§ TASK
Determine the number of lines in the data that include the word "JSON", and write only that number.

§ MATERIAL FOR THIS EXERCISE

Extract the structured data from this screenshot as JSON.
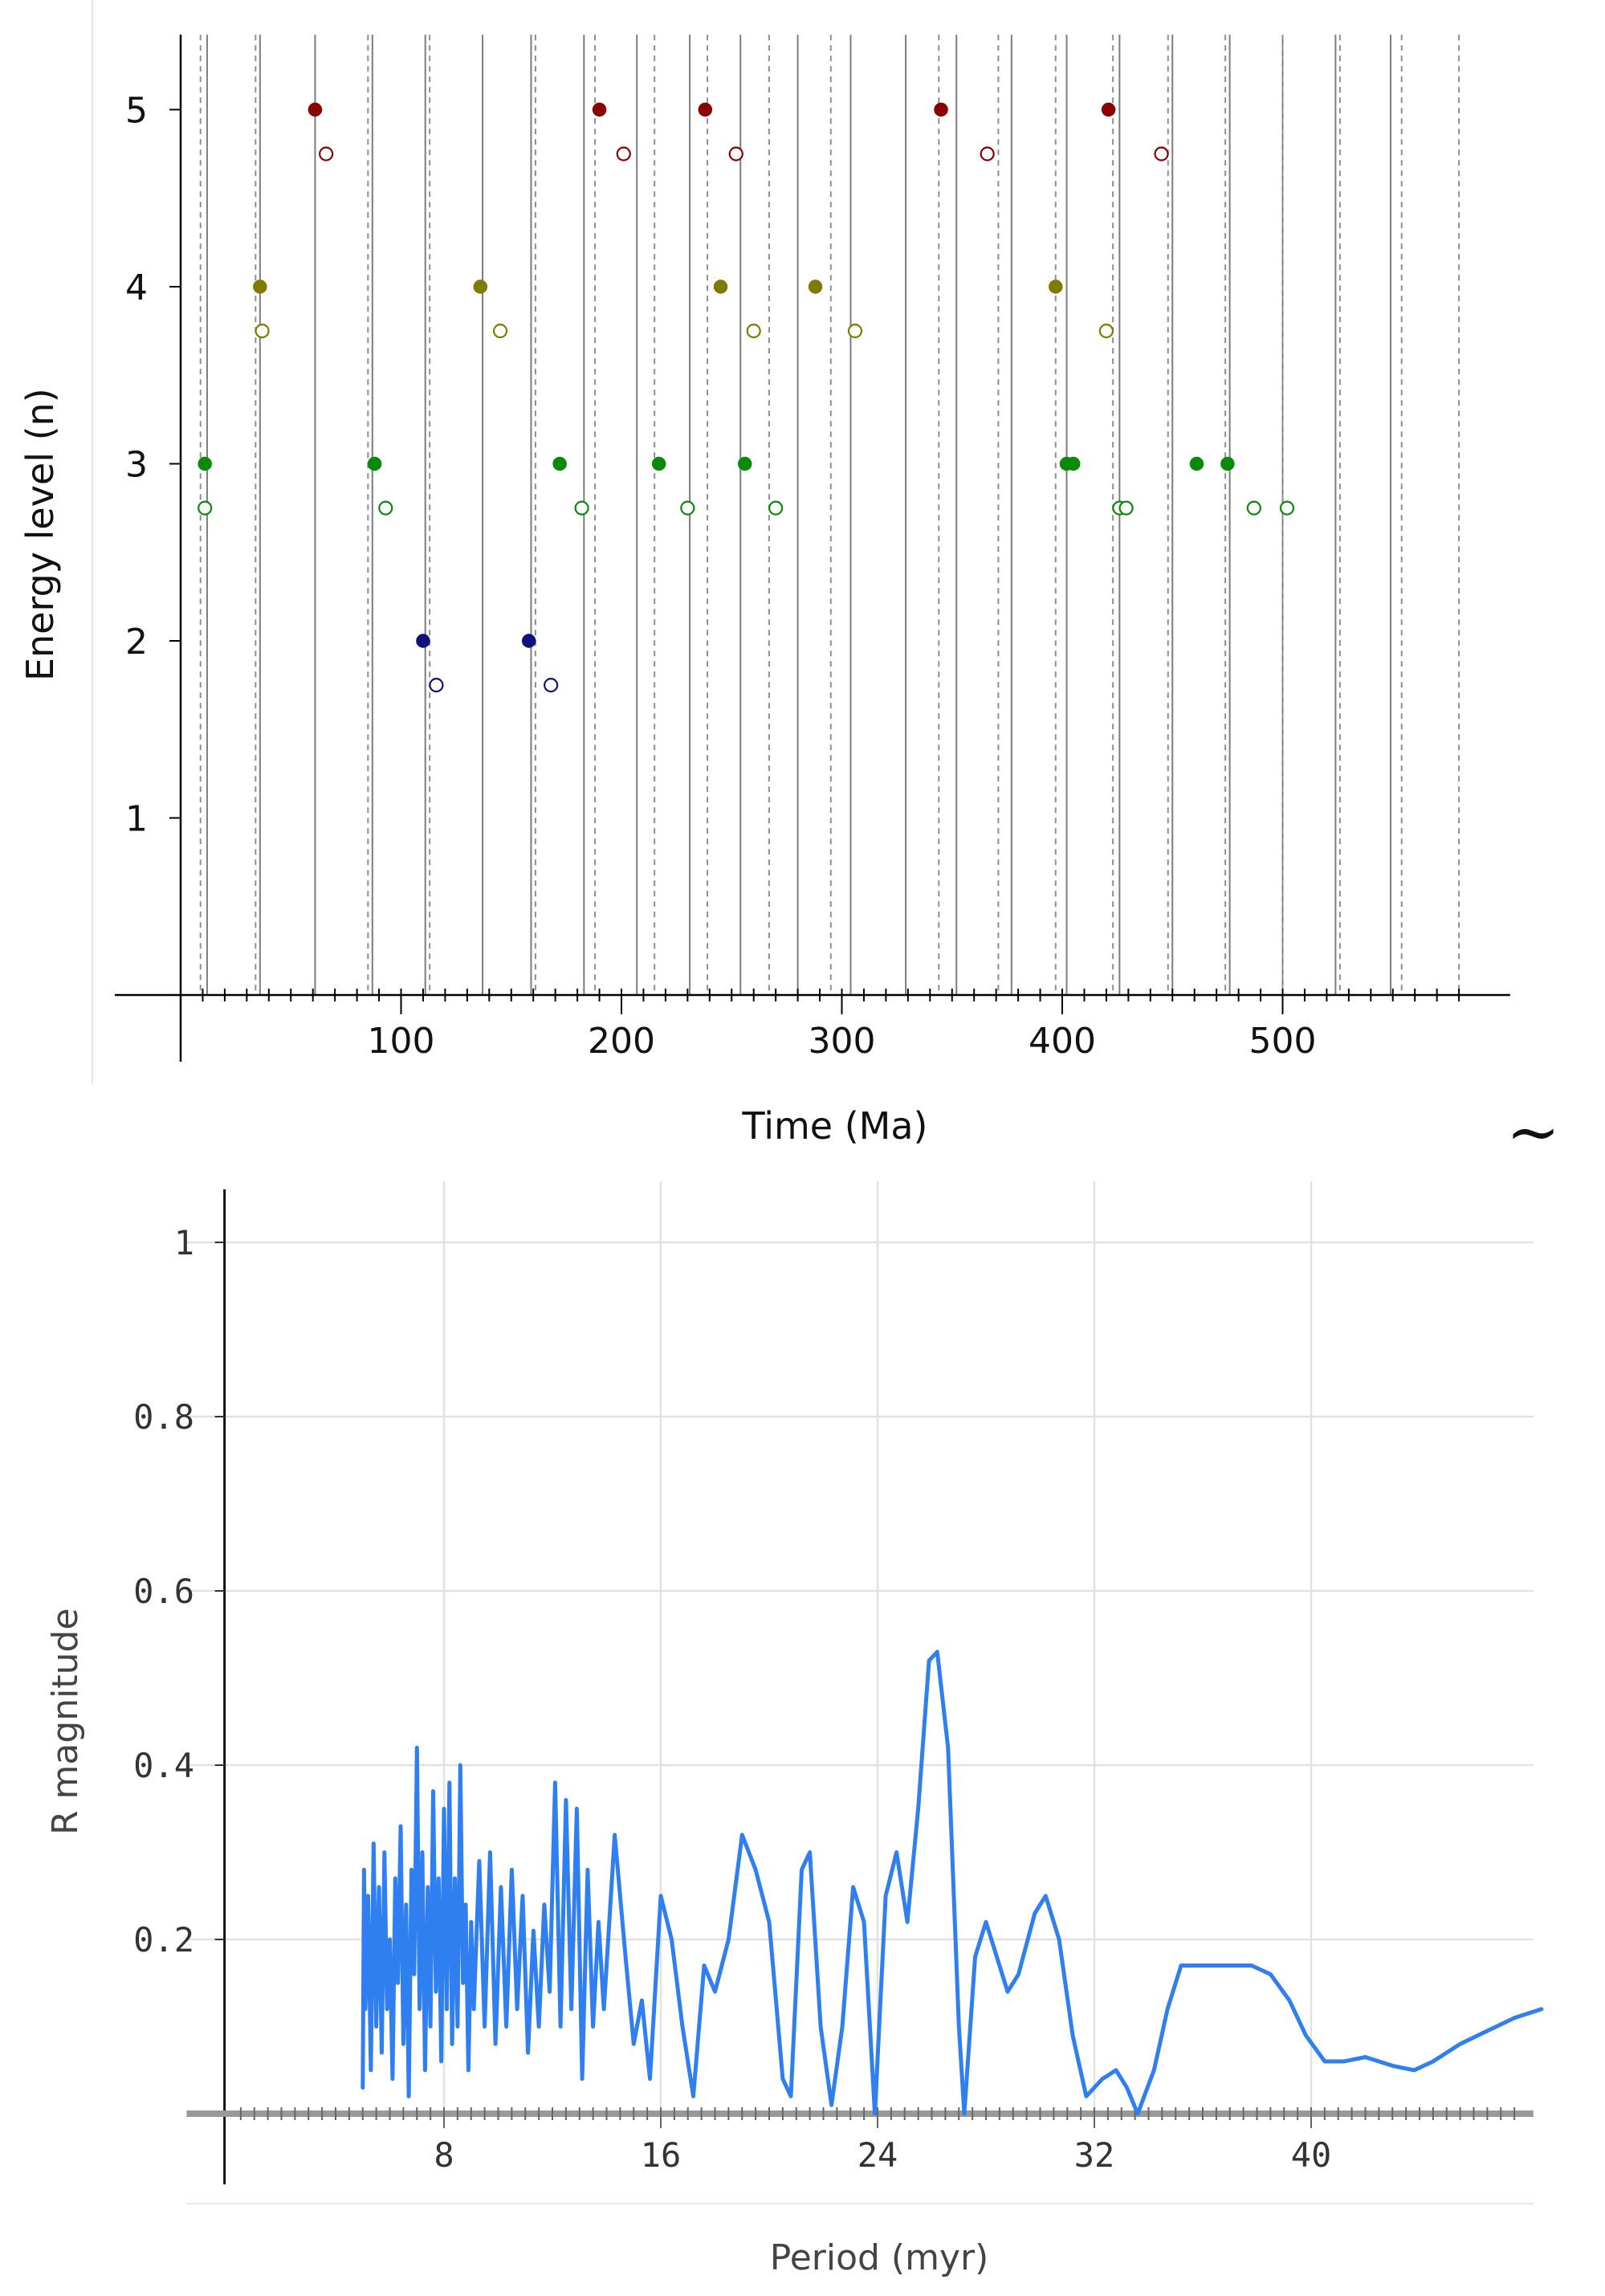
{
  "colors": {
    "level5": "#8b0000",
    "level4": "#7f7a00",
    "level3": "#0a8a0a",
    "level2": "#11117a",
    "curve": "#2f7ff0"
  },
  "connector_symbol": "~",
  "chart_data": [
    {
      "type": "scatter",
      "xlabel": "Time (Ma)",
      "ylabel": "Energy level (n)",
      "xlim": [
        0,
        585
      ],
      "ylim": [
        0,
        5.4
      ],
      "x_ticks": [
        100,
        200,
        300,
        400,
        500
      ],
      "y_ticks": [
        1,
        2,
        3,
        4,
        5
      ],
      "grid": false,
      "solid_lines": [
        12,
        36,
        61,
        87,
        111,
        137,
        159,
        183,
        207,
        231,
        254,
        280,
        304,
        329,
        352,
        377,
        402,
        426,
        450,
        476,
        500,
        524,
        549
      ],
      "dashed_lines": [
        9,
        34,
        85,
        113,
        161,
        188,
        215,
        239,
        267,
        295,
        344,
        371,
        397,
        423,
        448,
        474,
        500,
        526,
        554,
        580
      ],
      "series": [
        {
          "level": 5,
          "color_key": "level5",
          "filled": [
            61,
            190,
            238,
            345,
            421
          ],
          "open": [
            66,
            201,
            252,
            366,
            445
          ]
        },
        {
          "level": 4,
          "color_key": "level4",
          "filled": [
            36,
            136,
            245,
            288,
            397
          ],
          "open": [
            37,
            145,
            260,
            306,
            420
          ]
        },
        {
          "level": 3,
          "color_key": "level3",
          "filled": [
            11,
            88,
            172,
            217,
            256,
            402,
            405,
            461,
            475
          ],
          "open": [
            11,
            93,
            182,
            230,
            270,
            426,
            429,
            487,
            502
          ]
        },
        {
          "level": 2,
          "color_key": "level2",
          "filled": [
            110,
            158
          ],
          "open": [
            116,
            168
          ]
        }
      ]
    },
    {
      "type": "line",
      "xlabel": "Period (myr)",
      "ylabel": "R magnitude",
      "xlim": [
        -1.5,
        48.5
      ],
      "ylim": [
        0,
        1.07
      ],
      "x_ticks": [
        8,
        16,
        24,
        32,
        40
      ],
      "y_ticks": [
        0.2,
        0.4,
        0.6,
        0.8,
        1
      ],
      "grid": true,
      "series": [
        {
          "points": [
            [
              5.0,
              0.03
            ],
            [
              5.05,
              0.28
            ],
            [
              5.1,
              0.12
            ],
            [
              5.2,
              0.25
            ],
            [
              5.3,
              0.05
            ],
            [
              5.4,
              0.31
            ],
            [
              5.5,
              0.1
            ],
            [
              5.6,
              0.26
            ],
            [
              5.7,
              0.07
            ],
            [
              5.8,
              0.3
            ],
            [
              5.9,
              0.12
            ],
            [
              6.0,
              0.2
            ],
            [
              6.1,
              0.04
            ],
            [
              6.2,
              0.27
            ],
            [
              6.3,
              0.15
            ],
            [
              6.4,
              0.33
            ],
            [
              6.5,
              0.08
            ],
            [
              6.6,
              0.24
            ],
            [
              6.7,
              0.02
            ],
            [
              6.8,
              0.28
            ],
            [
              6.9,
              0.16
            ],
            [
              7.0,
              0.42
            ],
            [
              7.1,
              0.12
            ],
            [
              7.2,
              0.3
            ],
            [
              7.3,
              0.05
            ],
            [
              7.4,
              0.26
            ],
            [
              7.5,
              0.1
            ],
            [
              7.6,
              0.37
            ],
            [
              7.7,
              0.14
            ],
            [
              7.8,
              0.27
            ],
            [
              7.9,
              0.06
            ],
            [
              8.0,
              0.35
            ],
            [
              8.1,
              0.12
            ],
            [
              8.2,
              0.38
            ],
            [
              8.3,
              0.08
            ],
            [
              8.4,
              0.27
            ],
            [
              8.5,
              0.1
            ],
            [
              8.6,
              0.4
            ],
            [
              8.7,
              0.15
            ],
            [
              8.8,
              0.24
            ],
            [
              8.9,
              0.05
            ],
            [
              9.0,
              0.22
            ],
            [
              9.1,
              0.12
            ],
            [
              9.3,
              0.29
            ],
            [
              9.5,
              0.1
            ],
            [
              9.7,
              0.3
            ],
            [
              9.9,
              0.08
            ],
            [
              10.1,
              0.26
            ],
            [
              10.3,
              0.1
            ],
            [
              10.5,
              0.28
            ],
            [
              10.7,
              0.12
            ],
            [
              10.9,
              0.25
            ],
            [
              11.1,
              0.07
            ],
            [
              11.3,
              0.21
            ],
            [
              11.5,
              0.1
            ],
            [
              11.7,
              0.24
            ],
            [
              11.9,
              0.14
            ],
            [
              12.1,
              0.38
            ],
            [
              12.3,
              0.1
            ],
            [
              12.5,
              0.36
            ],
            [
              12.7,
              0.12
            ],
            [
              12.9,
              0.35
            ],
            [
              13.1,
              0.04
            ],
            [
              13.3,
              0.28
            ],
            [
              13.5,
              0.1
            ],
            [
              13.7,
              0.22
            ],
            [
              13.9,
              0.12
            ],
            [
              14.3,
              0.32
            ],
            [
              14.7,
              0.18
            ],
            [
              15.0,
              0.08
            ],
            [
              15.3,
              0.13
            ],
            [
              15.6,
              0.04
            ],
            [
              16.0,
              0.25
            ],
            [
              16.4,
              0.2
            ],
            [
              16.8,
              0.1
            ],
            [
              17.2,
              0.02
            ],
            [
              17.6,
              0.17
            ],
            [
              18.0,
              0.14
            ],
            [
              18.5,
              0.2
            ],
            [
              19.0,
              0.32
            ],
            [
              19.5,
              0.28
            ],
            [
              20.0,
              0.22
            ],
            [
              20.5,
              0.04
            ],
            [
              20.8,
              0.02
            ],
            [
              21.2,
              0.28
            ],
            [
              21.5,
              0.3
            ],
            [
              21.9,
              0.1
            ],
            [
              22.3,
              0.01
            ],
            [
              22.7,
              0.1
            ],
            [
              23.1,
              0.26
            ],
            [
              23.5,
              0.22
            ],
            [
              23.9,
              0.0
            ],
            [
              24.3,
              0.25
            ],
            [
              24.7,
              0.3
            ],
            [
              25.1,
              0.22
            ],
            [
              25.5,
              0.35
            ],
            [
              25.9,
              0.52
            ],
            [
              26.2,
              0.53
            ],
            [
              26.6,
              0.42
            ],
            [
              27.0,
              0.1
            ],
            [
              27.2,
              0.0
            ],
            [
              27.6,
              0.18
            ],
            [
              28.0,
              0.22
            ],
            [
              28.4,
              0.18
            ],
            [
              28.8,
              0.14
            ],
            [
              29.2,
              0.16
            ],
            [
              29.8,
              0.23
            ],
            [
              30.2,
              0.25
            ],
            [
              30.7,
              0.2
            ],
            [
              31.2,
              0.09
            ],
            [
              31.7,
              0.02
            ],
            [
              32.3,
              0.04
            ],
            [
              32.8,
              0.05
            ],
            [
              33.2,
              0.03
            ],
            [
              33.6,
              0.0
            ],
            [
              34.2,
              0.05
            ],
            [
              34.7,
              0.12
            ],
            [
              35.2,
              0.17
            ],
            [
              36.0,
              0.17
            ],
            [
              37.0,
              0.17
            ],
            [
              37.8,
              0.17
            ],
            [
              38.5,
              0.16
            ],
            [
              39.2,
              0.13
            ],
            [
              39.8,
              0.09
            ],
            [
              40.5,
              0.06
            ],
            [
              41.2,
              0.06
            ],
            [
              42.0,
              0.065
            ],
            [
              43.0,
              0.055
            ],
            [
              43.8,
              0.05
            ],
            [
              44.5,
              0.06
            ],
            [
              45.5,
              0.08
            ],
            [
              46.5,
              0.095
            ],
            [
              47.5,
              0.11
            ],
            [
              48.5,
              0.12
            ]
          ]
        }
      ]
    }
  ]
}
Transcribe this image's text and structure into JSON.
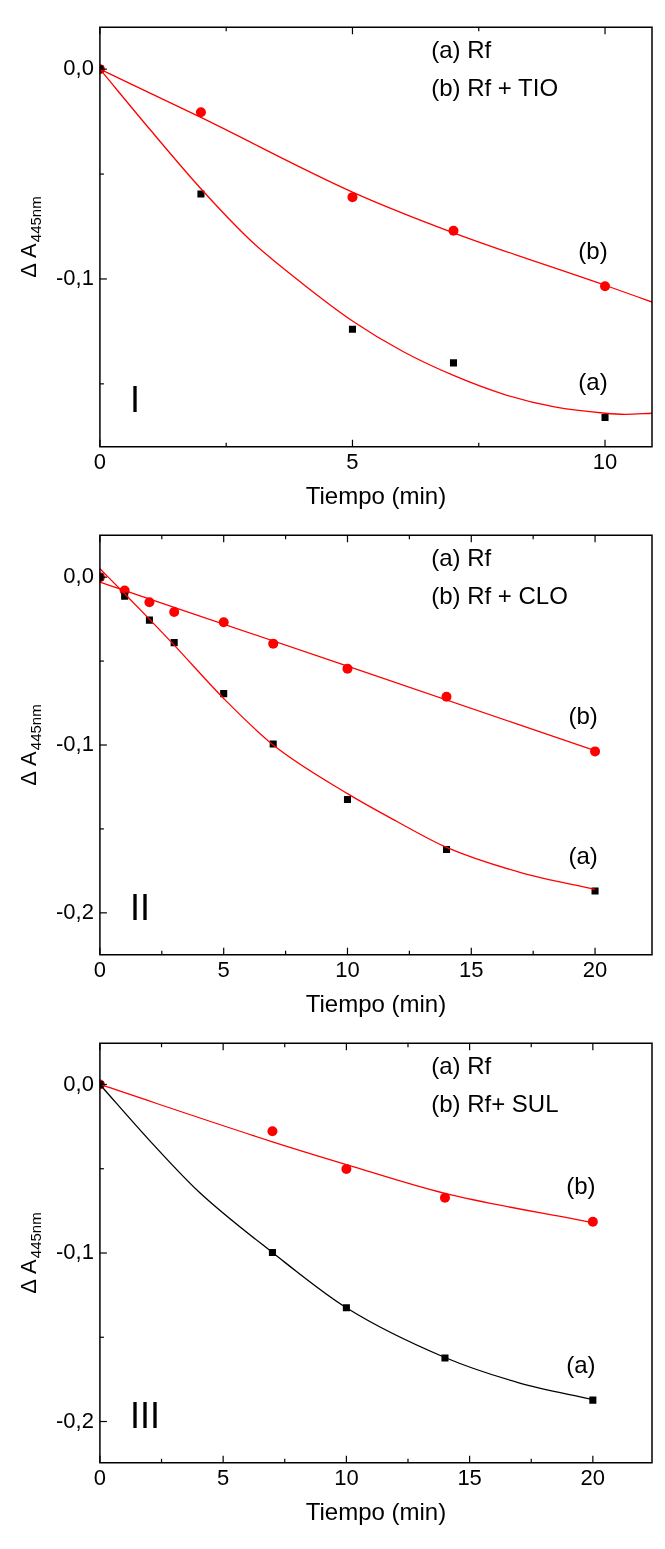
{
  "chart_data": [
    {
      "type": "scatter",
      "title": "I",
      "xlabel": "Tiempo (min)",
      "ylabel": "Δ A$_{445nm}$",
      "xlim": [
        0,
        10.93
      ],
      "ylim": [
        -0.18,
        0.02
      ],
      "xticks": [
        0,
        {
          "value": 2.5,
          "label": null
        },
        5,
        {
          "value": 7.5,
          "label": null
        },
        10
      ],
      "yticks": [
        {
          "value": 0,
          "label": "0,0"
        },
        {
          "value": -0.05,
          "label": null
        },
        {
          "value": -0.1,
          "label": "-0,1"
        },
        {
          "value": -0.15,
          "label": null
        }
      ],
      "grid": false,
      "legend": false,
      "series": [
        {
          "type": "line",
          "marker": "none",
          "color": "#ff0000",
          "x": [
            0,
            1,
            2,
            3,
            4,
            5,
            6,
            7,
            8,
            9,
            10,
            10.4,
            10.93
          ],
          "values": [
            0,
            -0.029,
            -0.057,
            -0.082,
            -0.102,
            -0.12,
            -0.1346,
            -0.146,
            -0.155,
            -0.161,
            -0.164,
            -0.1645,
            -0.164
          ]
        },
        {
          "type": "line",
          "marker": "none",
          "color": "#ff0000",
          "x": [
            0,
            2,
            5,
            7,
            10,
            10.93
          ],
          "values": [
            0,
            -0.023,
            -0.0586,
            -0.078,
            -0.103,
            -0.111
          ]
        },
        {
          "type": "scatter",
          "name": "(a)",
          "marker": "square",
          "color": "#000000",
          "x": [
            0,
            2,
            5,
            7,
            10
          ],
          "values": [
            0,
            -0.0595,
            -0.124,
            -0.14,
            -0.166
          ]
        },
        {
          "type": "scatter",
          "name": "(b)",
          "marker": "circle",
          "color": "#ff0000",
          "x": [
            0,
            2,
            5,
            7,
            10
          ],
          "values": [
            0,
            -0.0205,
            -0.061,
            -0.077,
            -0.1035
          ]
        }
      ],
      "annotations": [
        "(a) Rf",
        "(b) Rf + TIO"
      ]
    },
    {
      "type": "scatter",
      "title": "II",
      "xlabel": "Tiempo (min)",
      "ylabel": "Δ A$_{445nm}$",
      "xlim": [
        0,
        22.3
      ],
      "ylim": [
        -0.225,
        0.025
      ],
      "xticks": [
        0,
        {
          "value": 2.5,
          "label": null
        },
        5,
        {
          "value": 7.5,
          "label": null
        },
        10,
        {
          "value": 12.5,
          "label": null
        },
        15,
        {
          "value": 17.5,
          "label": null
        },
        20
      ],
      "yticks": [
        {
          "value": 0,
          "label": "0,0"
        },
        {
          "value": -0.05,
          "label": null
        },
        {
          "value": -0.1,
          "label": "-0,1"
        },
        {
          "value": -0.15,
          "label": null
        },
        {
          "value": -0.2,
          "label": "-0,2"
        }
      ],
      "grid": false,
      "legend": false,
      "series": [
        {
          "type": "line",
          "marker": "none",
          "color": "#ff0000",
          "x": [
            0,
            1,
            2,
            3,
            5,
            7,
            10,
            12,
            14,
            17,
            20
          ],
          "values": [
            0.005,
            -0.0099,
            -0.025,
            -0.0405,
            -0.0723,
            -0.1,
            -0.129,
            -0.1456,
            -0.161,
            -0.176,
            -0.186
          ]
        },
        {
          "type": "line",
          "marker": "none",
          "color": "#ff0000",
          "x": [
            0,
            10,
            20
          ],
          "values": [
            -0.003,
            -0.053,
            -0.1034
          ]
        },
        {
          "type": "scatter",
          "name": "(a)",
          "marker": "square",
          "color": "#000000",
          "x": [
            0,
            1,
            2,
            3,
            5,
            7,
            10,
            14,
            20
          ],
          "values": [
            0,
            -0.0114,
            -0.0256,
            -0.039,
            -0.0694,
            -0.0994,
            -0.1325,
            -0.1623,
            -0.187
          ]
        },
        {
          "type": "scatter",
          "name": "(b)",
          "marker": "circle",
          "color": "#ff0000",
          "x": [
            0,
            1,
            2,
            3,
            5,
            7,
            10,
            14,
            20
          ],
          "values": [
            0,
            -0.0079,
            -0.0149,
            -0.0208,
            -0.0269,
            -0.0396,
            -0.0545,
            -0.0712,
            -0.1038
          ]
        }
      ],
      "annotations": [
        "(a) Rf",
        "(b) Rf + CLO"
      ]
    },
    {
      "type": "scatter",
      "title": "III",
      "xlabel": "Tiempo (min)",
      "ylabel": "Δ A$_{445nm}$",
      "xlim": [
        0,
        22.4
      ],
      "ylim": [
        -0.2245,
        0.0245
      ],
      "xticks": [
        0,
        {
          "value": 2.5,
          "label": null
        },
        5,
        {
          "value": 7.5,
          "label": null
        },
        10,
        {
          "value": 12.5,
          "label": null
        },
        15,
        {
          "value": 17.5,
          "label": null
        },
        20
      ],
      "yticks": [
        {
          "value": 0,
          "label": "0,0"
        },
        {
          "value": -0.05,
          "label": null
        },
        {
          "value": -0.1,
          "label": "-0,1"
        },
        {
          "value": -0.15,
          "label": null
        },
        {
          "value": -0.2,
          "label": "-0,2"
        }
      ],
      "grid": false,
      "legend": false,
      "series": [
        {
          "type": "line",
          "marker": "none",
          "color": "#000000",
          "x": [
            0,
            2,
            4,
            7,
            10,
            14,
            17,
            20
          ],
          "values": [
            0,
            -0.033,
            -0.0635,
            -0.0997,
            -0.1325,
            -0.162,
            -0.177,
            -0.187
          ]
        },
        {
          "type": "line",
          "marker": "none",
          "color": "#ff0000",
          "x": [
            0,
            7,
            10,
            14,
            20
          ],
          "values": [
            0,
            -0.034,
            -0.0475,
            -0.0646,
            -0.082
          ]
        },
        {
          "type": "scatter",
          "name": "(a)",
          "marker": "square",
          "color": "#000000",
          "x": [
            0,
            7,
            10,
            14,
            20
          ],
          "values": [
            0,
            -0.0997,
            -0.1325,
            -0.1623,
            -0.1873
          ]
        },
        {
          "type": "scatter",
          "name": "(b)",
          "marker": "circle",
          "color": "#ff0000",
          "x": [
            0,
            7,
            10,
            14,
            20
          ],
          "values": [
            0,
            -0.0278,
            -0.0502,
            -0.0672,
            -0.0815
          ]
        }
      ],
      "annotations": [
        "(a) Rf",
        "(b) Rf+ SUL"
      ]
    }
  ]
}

§ ANSWER IN FULL
2